_What is being asked_
Can you retype every record below exactly as written?

--- Start of Data excerpts ---

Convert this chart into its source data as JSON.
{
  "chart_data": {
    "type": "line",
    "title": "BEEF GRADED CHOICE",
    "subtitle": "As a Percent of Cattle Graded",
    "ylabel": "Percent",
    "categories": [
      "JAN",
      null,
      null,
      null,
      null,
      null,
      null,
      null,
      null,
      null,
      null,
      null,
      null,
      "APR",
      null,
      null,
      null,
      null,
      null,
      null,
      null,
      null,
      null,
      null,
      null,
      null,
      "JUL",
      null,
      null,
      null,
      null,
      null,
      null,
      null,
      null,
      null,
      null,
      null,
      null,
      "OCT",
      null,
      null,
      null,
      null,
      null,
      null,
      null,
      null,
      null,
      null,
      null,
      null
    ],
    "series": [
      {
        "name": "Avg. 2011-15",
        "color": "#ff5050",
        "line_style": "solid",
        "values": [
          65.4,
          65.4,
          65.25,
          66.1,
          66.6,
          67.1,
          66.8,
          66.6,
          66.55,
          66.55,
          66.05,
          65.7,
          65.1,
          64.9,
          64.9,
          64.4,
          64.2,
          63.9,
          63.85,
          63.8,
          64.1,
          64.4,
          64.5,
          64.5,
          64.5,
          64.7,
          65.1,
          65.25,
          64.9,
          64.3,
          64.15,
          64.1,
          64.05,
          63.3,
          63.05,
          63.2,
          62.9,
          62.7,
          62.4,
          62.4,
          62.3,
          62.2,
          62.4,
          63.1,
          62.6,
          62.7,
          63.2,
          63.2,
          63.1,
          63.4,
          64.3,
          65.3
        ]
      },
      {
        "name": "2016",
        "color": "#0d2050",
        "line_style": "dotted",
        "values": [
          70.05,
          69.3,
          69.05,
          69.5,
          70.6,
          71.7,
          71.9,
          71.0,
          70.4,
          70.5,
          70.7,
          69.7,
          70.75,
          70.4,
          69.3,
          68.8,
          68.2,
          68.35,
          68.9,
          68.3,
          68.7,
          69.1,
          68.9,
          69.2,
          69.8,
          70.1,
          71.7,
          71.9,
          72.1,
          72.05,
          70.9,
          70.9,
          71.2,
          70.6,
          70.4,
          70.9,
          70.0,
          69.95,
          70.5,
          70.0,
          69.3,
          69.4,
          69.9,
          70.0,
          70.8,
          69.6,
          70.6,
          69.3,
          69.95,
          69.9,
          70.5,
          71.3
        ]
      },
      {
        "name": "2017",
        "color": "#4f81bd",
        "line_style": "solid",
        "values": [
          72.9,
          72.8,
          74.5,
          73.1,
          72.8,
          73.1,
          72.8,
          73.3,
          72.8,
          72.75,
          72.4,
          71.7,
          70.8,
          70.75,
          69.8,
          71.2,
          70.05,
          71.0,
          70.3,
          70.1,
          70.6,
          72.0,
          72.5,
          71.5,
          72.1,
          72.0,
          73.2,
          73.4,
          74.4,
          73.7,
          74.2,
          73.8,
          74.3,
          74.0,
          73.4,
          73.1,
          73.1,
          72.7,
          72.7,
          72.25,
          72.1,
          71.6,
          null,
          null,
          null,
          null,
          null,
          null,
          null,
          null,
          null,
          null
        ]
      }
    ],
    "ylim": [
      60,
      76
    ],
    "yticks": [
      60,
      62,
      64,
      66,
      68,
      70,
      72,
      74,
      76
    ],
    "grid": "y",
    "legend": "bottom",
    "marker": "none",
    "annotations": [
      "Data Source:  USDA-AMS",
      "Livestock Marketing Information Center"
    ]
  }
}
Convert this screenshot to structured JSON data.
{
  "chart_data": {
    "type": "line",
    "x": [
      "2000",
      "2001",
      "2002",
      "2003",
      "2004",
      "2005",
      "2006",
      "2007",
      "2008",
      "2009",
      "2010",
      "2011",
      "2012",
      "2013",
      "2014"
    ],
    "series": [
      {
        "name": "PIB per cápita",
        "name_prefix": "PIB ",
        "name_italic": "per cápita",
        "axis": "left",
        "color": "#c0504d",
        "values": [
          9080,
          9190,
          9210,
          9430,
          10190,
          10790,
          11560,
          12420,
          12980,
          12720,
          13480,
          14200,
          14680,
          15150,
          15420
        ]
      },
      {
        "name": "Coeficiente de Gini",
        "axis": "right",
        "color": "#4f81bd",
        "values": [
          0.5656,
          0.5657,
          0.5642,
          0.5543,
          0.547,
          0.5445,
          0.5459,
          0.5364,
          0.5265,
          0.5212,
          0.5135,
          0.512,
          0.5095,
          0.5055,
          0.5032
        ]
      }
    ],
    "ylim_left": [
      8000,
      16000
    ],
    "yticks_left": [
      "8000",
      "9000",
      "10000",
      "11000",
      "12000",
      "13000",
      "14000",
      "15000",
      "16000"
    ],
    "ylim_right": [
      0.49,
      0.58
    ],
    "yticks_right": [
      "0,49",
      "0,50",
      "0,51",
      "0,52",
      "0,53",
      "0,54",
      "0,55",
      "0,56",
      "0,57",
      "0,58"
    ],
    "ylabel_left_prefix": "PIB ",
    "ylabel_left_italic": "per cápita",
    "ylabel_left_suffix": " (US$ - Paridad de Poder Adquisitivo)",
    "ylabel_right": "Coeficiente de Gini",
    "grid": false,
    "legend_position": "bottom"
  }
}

--- End of Data excerpts ---

_Response to the exercise_
Convert this chart into its source data as JSON.
{
  "chart_data": {
    "type": "line",
    "title": "BEEF GRADED CHOICE",
    "subtitle": "As a Percent of Cattle Graded",
    "ylabel": "Percent",
    "categories": [
      "JAN",
      null,
      null,
      null,
      null,
      null,
      null,
      null,
      null,
      null,
      null,
      null,
      null,
      "APR",
      null,
      null,
      null,
      null,
      null,
      null,
      null,
      null,
      null,
      null,
      null,
      null,
      "JUL",
      null,
      null,
      null,
      null,
      null,
      null,
      null,
      null,
      null,
      null,
      null,
      null,
      "OCT",
      null,
      null,
      null,
      null,
      null,
      null,
      null,
      null,
      null,
      null,
      null,
      null
    ],
    "series": [
      {
        "name": "Avg. 2011-15",
        "color": "#ff5050",
        "line_style": "solid",
        "values": [
          65.4,
          65.4,
          65.25,
          66.1,
          66.6,
          67.1,
          66.8,
          66.6,
          66.55,
          66.55,
          66.05,
          65.7,
          65.1,
          64.9,
          64.9,
          64.4,
          64.2,
          63.9,
          63.85,
          63.8,
          64.1,
          64.4,
          64.5,
          64.5,
          64.5,
          64.7,
          65.1,
          65.25,
          64.9,
          64.3,
          64.15,
          64.1,
          64.05,
          63.3,
          63.05,
          63.2,
          62.9,
          62.7,
          62.4,
          62.4,
          62.3,
          62.2,
          62.4,
          63.1,
          62.6,
          62.7,
          63.2,
          63.2,
          63.1,
          63.4,
          64.3,
          65.3
        ]
      },
      {
        "name": "2016",
        "color": "#0d2050",
        "line_style": "dotted",
        "values": [
          70.05,
          69.3,
          69.05,
          69.5,
          70.6,
          71.7,
          71.9,
          71.0,
          70.4,
          70.5,
          70.7,
          69.7,
          70.75,
          70.4,
          69.3,
          68.8,
          68.2,
          68.35,
          68.9,
          68.3,
          68.7,
          69.1,
          68.9,
          69.2,
          69.8,
          70.1,
          71.7,
          71.9,
          72.1,
          72.05,
          70.9,
          70.9,
          71.2,
          70.6,
          70.4,
          70.9,
          70.0,
          69.95,
          70.5,
          70.0,
          69.3,
          69.4,
          69.9,
          70.0,
          70.8,
          69.6,
          70.6,
          69.3,
          69.95,
          69.9,
          70.5,
          71.3
        ]
      },
      {
        "name": "2017",
        "color": "#4f81bd",
        "line_style": "solid",
        "values": [
          72.9,
          72.8,
          74.5,
          73.1,
          72.8,
          73.1,
          72.8,
          73.3,
          72.8,
          72.75,
          72.4,
          71.7,
          70.8,
          70.75,
          69.8,
          71.2,
          70.05,
          71.0,
          70.3,
          70.1,
          70.6,
          72.0,
          72.5,
          71.5,
          72.1,
          72.0,
          73.2,
          73.4,
          74.4,
          73.7,
          74.2,
          73.8,
          74.3,
          74.0,
          73.4,
          73.1,
          73.1,
          72.7,
          72.7,
          72.25,
          72.1,
          71.6,
          null,
          null,
          null,
          null,
          null,
          null,
          null,
          null,
          null,
          null
        ]
      }
    ],
    "ylim": [
      60,
      76
    ],
    "yticks": [
      60,
      62,
      64,
      66,
      68,
      70,
      72,
      74,
      76
    ],
    "grid": "y",
    "legend": "bottom",
    "marker": "none",
    "annotations": [
      "Data Source:  USDA-AMS",
      "Livestock Marketing Information Center"
    ]
  }
}
Convert this screenshot to structured JSON data.
{
  "chart_data": {
    "type": "line",
    "x": [
      "2000",
      "2001",
      "2002",
      "2003",
      "2004",
      "2005",
      "2006",
      "2007",
      "2008",
      "2009",
      "2010",
      "2011",
      "2012",
      "2013",
      "2014"
    ],
    "series": [
      {
        "name": "PIB per cápita",
        "name_prefix": "PIB ",
        "name_italic": "per cápita",
        "axis": "left",
        "color": "#c0504d",
        "values": [
          9080,
          9190,
          9210,
          9430,
          10190,
          10790,
          11560,
          12420,
          12980,
          12720,
          13480,
          14200,
          14680,
          15150,
          15420
        ]
      },
      {
        "name": "Coeficiente de Gini",
        "axis": "right",
        "color": "#4f81bd",
        "values": [
          0.5656,
          0.5657,
          0.5642,
          0.5543,
          0.547,
          0.5445,
          0.5459,
          0.5364,
          0.5265,
          0.5212,
          0.5135,
          0.512,
          0.5095,
          0.5055,
          0.5032
        ]
      }
    ],
    "ylim_left": [
      8000,
      16000
    ],
    "yticks_left": [
      "8000",
      "9000",
      "10000",
      "11000",
      "12000",
      "13000",
      "14000",
      "15000",
      "16000"
    ],
    "ylim_right": [
      0.49,
      0.58
    ],
    "yticks_right": [
      "0,49",
      "0,50",
      "0,51",
      "0,52",
      "0,53",
      "0,54",
      "0,55",
      "0,56",
      "0,57",
      "0,58"
    ],
    "ylabel_left_prefix": "PIB ",
    "ylabel_left_italic": "per cápita",
    "ylabel_left_suffix": " (US$ - Paridad de Poder Adquisitivo)",
    "ylabel_right": "Coeficiente de Gini",
    "grid": false,
    "legend_position": "bottom"
  }
}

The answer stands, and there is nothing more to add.